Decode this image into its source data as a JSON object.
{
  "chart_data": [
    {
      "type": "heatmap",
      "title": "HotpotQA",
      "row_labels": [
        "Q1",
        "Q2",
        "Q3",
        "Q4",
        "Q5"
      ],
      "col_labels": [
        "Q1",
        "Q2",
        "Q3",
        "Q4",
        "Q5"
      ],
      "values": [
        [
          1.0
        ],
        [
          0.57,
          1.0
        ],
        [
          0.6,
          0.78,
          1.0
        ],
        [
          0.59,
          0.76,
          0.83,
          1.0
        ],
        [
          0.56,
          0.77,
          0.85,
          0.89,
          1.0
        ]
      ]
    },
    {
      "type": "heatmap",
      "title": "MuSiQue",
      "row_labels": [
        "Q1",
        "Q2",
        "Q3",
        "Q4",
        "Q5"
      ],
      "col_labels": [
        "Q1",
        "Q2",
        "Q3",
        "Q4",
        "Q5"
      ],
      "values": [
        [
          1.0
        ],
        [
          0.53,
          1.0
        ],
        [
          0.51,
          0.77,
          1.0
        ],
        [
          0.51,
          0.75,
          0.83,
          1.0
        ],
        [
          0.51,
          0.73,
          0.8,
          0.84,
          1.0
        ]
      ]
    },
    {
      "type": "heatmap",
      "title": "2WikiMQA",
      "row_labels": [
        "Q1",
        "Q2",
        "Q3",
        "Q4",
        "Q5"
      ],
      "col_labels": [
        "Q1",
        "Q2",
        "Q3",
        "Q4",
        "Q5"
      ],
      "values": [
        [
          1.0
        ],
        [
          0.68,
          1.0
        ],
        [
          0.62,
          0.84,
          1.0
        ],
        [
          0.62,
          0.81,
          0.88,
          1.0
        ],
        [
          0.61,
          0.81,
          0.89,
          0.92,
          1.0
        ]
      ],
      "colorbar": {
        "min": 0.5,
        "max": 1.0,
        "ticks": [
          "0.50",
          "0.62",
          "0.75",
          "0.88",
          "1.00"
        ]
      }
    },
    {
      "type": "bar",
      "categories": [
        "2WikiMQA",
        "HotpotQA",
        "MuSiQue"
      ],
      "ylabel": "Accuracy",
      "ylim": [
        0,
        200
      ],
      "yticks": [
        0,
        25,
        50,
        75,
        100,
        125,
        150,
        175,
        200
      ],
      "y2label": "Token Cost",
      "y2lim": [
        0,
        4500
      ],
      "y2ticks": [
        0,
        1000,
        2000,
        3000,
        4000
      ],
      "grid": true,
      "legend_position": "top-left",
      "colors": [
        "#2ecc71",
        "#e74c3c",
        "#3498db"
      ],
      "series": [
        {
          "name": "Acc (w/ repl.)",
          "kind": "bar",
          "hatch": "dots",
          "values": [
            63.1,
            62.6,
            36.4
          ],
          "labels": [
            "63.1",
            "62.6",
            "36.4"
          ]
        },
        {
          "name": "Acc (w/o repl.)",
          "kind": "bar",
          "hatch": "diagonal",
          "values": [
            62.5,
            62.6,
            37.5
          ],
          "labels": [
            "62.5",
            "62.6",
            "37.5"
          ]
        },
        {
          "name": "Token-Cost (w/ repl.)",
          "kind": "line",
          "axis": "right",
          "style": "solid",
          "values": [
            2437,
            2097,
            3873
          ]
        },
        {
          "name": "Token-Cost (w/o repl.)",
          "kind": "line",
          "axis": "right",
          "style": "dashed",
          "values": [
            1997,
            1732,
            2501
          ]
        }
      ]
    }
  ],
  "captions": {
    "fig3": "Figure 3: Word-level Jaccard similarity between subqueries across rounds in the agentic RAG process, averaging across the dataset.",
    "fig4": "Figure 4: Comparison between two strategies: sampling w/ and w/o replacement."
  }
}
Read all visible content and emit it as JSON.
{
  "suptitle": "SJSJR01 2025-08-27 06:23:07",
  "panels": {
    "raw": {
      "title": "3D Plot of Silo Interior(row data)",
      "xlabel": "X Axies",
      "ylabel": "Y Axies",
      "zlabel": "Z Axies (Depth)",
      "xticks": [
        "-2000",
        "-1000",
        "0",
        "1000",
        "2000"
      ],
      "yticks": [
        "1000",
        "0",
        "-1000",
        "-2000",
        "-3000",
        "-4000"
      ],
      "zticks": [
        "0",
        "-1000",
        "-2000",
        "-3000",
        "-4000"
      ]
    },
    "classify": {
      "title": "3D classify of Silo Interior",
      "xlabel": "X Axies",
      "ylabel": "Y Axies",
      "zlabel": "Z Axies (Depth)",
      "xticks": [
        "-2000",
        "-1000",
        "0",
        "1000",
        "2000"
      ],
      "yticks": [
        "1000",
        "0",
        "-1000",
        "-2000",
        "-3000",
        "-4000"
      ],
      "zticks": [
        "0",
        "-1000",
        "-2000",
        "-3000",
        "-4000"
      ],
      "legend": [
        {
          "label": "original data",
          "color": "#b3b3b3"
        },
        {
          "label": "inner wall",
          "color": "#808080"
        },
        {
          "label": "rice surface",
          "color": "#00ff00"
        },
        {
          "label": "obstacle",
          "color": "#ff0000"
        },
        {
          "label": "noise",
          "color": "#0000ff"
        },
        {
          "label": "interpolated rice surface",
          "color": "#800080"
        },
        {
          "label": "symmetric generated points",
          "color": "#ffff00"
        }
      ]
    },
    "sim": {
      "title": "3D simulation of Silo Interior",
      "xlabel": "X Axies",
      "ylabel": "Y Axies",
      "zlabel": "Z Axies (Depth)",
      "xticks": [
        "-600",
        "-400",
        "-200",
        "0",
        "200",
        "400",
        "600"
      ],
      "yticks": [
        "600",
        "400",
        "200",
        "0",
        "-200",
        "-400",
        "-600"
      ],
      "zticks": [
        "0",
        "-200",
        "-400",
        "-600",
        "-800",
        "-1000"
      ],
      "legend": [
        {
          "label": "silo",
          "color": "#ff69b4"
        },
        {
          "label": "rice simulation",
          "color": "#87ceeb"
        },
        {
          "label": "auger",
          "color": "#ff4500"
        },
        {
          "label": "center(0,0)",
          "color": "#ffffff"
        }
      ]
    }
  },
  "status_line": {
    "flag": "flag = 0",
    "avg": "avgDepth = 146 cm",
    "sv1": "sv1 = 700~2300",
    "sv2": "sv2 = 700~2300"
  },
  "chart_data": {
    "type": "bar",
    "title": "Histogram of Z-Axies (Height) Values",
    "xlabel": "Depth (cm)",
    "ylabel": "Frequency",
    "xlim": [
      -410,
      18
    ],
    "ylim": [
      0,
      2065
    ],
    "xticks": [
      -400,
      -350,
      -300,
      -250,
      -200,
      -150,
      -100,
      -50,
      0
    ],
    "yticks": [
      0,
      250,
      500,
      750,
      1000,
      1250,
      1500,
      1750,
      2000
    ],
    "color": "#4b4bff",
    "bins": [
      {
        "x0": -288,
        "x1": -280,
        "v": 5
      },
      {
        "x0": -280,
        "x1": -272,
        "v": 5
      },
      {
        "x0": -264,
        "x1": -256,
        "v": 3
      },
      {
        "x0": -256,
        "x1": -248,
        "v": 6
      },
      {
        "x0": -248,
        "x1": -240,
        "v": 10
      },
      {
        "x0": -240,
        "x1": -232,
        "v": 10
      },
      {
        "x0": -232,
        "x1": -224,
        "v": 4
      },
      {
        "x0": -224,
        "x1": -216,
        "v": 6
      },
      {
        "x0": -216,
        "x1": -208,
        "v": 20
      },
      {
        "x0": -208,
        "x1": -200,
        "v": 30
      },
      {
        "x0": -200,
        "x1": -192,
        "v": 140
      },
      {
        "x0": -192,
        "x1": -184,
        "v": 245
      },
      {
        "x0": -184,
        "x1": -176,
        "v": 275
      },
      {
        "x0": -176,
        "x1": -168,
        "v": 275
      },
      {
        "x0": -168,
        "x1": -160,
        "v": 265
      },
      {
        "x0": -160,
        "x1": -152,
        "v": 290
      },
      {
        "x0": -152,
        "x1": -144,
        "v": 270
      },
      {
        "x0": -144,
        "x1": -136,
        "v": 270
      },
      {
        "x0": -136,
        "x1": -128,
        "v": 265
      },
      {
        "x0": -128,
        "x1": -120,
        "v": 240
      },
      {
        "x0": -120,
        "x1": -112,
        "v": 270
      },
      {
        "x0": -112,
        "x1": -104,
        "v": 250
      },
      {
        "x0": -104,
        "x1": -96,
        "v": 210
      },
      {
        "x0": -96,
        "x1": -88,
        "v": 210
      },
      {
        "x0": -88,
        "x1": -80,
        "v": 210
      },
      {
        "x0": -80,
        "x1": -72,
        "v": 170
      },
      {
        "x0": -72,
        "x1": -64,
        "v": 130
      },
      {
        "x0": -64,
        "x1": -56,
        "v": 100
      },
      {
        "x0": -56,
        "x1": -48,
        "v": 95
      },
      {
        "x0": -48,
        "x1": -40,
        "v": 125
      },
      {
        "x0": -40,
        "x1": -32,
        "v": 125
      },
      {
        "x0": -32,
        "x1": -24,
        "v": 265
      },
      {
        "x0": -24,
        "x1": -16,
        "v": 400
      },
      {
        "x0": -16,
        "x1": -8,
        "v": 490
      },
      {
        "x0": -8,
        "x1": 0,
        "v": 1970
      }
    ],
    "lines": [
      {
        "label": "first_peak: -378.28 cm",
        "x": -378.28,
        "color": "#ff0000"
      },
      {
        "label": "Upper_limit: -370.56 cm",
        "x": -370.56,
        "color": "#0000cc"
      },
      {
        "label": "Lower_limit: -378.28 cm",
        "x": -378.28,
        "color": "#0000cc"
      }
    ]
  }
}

○ ○ ○ ○

Copy each line of the records above that carries the word "Figure".

(OUTPUT OF THE EXERCISE):
    "fig3": "Figure 3: Word-level Jaccard similarity between subqueries across rounds in the agentic RAG process, averaging across the dataset.",
    "fig4": "Figure 4: Comparison between two strategies: sampling w/ and w/o replacement."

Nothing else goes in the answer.